* **Set problem**
Give every line of the material again, exactly as written.

* **Data excerpts**
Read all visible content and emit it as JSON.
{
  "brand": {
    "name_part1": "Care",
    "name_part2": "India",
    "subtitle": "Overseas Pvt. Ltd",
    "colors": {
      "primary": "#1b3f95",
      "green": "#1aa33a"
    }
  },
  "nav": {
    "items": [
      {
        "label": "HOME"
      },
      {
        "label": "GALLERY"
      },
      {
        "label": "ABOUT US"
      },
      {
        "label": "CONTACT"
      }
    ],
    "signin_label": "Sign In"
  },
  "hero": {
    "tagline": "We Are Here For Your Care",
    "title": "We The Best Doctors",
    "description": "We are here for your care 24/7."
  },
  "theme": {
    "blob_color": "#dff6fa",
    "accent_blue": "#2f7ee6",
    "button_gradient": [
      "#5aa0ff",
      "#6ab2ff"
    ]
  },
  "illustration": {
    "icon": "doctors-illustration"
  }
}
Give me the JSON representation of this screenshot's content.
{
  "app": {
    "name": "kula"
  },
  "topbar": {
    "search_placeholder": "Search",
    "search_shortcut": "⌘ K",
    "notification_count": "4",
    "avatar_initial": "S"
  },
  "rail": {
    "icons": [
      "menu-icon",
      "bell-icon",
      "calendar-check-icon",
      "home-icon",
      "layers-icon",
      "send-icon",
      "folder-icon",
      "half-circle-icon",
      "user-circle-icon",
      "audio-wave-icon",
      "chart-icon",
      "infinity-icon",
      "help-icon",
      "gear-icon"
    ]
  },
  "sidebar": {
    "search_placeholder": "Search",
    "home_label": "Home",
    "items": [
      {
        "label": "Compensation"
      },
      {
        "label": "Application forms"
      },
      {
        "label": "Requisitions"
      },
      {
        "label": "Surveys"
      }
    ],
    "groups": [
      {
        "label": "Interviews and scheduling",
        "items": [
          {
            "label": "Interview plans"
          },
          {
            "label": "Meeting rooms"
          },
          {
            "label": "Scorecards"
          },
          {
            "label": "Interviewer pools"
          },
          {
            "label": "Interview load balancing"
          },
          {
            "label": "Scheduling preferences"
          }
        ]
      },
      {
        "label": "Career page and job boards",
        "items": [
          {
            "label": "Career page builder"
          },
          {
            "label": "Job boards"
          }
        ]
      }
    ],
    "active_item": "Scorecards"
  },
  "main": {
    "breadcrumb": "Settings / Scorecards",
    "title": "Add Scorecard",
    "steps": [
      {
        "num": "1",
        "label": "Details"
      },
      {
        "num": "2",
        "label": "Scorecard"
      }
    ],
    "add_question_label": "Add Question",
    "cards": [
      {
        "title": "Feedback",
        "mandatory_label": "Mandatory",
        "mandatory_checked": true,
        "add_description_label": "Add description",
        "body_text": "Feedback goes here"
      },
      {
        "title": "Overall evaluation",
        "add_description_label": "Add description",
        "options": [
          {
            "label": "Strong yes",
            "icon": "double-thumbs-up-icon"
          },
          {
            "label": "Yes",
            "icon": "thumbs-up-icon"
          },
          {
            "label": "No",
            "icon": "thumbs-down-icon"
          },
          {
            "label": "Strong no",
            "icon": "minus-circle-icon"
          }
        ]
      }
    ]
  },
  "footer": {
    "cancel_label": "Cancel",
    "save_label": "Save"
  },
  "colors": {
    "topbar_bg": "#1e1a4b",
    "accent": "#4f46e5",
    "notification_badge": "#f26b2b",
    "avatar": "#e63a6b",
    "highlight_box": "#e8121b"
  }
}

* **Complete output**
Read all visible content and emit it as JSON.
{
  "brand": {
    "name_part1": "Care",
    "name_part2": "India",
    "subtitle": "Overseas Pvt. Ltd",
    "colors": {
      "primary": "#1b3f95",
      "green": "#1aa33a"
    }
  },
  "nav": {
    "items": [
      {
        "label": "HOME"
      },
      {
        "label": "GALLERY"
      },
      {
        "label": "ABOUT US"
      },
      {
        "label": "CONTACT"
      }
    ],
    "signin_label": "Sign In"
  },
  "hero": {
    "tagline": "We Are Here For Your Care",
    "title": "We The Best Doctors",
    "description": "We are here for your care 24/7."
  },
  "theme": {
    "blob_color": "#dff6fa",
    "accent_blue": "#2f7ee6",
    "button_gradient": [
      "#5aa0ff",
      "#6ab2ff"
    ]
  },
  "illustration": {
    "icon": "doctors-illustration"
  }
}
Give me the JSON representation of this screenshot's content.
{
  "app": {
    "name": "kula"
  },
  "topbar": {
    "search_placeholder": "Search",
    "search_shortcut": "⌘ K",
    "notification_count": "4",
    "avatar_initial": "S"
  },
  "rail": {
    "icons": [
      "menu-icon",
      "bell-icon",
      "calendar-check-icon",
      "home-icon",
      "layers-icon",
      "send-icon",
      "folder-icon",
      "half-circle-icon",
      "user-circle-icon",
      "audio-wave-icon",
      "chart-icon",
      "infinity-icon",
      "help-icon",
      "gear-icon"
    ]
  },
  "sidebar": {
    "search_placeholder": "Search",
    "home_label": "Home",
    "items": [
      {
        "label": "Compensation"
      },
      {
        "label": "Application forms"
      },
      {
        "label": "Requisitions"
      },
      {
        "label": "Surveys"
      }
    ],
    "groups": [
      {
        "label": "Interviews and scheduling",
        "items": [
          {
            "label": "Interview plans"
          },
          {
            "label": "Meeting rooms"
          },
          {
            "label": "Scorecards"
          },
          {
            "label": "Interviewer pools"
          },
          {
            "label": "Interview load balancing"
          },
          {
            "label": "Scheduling preferences"
          }
        ]
      },
      {
        "label": "Career page and job boards",
        "items": [
          {
            "label": "Career page builder"
          },
          {
            "label": "Job boards"
          }
        ]
      }
    ],
    "active_item": "Scorecards"
  },
  "main": {
    "breadcrumb": "Settings / Scorecards",
    "title": "Add Scorecard",
    "steps": [
      {
        "num": "1",
        "label": "Details"
      },
      {
        "num": "2",
        "label": "Scorecard"
      }
    ],
    "add_question_label": "Add Question",
    "cards": [
      {
        "title": "Feedback",
        "mandatory_label": "Mandatory",
        "mandatory_checked": true,
        "add_description_label": "Add description",
        "body_text": "Feedback goes here"
      },
      {
        "title": "Overall evaluation",
        "add_description_label": "Add description",
        "options": [
          {
            "label": "Strong yes",
            "icon": "double-thumbs-up-icon"
          },
          {
            "label": "Yes",
            "icon": "thumbs-up-icon"
          },
          {
            "label": "No",
            "icon": "thumbs-down-icon"
          },
          {
            "label": "Strong no",
            "icon": "minus-circle-icon"
          }
        ]
      }
    ]
  },
  "footer": {
    "cancel_label": "Cancel",
    "save_label": "Save"
  },
  "colors": {
    "topbar_bg": "#1e1a4b",
    "accent": "#4f46e5",
    "notification_badge": "#f26b2b",
    "avatar": "#e63a6b",
    "highlight_box": "#e8121b"
  }
}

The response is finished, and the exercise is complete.